CONSEGNE >>
A. Rispondi alle domande seguenti basandoti sull'articolo sulla tragedia di Cardito.
(i) Quanti anni ha l'uomo fermato dai carabinieri?
(ii) In quale ospedale Vincenzo Tipo è primario del Pronto soccorso?
(iii) Da quanti anni Vincenzo Tipo lavora in pronto soccorso pediatrico?
B. Prosegui l'articolo sulla tragedia di Cardito a partire dall'ultima frase riportata.

TESTO SCELTO >>
┏━━
Tragedia familiare a Cardito, il primario: "Raccapricciante, scena mai vista"

uccide figlio compagna cardito

Proseguono le indagini sull'omicidio del bambino di 7 anni e sul ferimento della sorellina di un anno più grande avvenuti ieri a Cardito (Napoli). I carabinieri hanno fermato il compagno della madre dei due bambini. L'uomo, di 24 anni, secondo gli investigatori avrebbe picchiato a mani nude e con una scopa il piccolo e la sorellina, quest'ultima rimasta ferita in modo grave e ora ricoverata in ospedale, non in pericolo di vita.

L'uomo, forse dopo una lite con la compagna, se la sarebbe presa con i figli di lei mentre l'altra bambina di 4 anni che era in casa, nata dalla relazione tra il 24enne e la donna, è rimasta illesa. All'agenzia Ansa il primario del Pronto soccorso dell'ospedale Santobono di Napoli, Vincenzo Tipo, ha parlato delle condizioni della bambina:

"Lavoro in pronto soccorso pediatrico da trent'anni, pensavo di averle viste tutte ma quello che ho visto ieri è la scena più raccapricciante a cui ho mai assistito. La bambina, aveva il volto tumefatto ma soprattutto sangue sul cuoio capelluto, tutte ferite compatibili con l'ipotesi di percosse. In particolare il sangue sulla testa ci ha fatto sospettare lesioni interne e quindi abbiamo sottoposto la bimba a tac e radiografie. In due ore abbiamo svolto tutte le analisi che ci hanno rassicurato sul fatto che si trattasse solo di ferite superficiali, che non avevano leso organi interni".
┗━━
(Voci della raccolta)
┏━━
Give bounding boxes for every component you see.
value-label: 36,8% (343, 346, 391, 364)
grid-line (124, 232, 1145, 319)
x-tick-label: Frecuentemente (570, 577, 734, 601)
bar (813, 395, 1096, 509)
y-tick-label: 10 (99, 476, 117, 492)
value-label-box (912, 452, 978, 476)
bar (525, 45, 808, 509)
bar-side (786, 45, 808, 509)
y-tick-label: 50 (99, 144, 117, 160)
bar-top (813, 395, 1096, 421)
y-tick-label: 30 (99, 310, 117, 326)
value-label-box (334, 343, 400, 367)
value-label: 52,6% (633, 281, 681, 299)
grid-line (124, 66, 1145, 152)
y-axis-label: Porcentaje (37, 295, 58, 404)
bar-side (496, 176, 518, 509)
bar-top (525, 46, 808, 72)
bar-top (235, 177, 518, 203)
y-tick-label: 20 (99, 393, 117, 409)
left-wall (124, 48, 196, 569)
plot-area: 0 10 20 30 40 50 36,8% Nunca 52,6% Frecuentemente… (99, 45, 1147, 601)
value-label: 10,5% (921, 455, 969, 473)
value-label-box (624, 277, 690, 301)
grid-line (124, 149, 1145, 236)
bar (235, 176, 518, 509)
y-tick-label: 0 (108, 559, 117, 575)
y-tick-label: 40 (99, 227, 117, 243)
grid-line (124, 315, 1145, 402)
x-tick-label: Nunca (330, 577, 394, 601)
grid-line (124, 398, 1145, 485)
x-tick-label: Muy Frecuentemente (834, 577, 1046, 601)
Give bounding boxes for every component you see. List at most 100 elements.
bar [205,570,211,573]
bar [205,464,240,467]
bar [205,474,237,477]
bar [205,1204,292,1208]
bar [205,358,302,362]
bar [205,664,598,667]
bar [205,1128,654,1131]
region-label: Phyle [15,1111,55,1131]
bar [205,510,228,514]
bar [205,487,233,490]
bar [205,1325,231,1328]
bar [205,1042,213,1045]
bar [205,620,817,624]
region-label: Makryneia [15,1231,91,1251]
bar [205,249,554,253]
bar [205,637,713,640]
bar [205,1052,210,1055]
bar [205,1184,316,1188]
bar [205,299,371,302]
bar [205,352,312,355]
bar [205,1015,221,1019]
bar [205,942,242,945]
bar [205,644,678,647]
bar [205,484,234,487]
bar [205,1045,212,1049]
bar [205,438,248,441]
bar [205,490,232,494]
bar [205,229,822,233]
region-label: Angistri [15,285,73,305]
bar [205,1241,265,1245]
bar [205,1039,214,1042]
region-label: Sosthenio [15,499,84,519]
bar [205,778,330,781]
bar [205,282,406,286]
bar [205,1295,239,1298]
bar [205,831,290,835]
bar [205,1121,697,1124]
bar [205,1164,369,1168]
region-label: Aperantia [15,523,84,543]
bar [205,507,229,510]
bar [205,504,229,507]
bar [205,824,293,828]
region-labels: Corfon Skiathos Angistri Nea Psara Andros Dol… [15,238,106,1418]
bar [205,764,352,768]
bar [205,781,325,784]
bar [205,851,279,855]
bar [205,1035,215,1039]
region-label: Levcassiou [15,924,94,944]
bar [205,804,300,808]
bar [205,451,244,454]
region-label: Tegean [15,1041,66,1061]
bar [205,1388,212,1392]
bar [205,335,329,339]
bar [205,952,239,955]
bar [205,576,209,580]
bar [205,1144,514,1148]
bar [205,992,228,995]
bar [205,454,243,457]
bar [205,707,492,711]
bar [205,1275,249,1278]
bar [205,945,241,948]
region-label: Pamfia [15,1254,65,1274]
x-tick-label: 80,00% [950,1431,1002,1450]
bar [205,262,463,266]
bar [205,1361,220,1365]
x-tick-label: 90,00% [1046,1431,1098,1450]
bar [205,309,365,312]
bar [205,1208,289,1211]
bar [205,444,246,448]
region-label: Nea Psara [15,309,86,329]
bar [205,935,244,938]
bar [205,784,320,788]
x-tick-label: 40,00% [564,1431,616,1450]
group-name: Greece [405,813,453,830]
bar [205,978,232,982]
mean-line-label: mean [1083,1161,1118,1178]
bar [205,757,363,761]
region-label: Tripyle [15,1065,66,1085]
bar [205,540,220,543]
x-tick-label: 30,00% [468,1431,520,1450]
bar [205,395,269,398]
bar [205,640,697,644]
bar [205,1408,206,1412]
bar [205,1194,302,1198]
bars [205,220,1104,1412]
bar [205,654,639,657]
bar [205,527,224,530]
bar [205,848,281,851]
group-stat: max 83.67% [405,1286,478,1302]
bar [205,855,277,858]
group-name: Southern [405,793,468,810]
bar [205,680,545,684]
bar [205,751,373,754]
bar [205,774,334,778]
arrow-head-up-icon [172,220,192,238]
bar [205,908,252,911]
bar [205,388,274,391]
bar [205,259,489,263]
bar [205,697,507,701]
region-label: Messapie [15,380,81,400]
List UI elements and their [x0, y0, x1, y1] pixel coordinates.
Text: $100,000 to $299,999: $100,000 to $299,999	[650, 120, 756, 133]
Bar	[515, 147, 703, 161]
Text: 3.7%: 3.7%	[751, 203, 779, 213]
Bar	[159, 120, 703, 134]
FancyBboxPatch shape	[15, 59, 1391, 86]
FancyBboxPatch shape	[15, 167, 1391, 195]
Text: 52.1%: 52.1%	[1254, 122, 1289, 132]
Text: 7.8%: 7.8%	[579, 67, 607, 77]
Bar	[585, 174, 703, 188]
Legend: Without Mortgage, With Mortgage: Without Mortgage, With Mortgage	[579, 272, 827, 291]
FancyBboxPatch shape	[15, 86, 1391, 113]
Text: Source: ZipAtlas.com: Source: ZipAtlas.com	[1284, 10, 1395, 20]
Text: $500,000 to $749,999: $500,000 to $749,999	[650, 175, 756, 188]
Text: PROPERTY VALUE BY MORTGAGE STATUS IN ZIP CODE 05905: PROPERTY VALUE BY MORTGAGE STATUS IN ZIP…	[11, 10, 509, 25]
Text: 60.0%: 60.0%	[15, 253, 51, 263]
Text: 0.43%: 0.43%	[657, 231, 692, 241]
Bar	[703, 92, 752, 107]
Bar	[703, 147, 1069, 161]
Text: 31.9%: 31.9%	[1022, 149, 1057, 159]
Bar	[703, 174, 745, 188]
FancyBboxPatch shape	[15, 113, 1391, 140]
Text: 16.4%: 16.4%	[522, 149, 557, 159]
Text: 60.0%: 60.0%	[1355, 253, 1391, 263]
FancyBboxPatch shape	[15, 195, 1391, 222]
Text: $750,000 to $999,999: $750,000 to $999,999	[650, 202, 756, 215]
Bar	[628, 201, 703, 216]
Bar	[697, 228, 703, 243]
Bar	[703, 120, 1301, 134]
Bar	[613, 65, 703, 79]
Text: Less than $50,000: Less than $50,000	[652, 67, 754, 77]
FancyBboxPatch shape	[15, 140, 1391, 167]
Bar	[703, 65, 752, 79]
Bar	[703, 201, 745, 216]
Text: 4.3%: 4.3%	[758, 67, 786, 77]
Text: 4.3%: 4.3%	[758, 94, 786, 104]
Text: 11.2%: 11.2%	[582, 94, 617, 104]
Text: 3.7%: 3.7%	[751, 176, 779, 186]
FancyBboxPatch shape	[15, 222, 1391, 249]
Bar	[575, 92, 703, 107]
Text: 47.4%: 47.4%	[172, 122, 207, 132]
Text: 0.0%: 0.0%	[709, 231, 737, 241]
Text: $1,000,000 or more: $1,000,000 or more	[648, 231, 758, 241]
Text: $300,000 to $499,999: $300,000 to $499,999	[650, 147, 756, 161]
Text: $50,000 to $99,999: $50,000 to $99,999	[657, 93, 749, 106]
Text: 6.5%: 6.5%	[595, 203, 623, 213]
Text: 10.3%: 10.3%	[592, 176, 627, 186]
┗━━
SOLUZIONI >>
A.
(i) 24 anni.
(ii) All'ospedale Santobono di Napoli.
(iii) Da trent'anni.

B.
La bimba si trova ora nel reparto di neurochirurgia del Santobono, con un trauma cranico. Il fermato, Tony Sessoubti Badre, è accusato di omicidio volontario e di tentato omicidio aggravato: aveva provato a difendersi dicendo che i due bambini erano "caduti dalle scale" ma il suo racconto è apparso fin da subito poco credibile. Giuseppe Cirillo, primo cittadino di Cardito, proclamerà il lutto cittadino nel giorno dei funerali del bimbo.